Start of DATA FOR THIS TASK
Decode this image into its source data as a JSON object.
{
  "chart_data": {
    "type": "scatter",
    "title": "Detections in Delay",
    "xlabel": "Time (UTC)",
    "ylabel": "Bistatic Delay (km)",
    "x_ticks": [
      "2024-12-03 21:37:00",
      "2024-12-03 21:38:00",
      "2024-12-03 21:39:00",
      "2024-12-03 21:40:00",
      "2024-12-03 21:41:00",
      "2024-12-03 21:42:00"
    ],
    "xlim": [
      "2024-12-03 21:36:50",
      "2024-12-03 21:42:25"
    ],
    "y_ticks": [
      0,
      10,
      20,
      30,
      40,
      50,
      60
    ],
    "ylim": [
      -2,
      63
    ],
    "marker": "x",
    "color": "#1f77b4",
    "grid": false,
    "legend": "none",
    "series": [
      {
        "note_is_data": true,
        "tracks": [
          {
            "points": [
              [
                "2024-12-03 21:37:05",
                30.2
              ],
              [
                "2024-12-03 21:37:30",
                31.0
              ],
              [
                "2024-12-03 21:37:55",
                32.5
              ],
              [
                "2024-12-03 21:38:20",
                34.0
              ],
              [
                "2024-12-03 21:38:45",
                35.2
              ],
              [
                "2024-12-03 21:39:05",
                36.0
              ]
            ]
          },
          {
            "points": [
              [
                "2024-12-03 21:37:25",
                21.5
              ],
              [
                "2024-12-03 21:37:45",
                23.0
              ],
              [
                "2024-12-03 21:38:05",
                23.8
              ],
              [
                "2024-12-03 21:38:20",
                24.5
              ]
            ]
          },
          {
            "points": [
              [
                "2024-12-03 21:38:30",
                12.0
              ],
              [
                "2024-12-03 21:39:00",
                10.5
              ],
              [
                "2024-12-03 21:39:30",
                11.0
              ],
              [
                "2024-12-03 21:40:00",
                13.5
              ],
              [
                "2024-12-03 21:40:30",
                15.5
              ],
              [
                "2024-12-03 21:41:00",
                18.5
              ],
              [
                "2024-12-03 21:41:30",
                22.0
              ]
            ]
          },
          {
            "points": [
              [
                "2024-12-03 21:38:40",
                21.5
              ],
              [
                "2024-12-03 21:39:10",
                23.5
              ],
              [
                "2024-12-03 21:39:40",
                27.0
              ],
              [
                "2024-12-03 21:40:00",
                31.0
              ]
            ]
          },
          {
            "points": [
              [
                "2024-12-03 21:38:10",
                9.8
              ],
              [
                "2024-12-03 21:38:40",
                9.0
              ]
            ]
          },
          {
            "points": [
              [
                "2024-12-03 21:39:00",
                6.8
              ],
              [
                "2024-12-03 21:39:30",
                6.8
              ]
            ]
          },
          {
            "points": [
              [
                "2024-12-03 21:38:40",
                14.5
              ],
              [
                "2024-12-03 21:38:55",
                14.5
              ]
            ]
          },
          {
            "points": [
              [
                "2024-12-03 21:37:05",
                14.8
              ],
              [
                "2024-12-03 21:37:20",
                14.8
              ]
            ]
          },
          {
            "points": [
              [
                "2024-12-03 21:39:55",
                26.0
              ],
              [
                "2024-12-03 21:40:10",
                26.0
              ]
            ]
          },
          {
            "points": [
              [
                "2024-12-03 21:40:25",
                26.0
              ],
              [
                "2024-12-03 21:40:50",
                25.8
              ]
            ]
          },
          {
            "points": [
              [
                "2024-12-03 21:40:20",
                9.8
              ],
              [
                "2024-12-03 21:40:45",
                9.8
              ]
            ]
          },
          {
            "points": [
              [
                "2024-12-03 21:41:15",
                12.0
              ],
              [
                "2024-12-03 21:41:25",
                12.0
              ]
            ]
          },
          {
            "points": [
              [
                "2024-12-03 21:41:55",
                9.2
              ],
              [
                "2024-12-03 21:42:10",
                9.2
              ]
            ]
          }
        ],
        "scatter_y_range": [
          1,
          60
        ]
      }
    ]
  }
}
End of DATA FOR THIS TASK
REQUEST ->
From the data, collect all lines where the string "Delay" appears.

TASK SOLUTION ->
    "title": "Detections in Delay",
    "ylabel": "Bistatic Delay (km)",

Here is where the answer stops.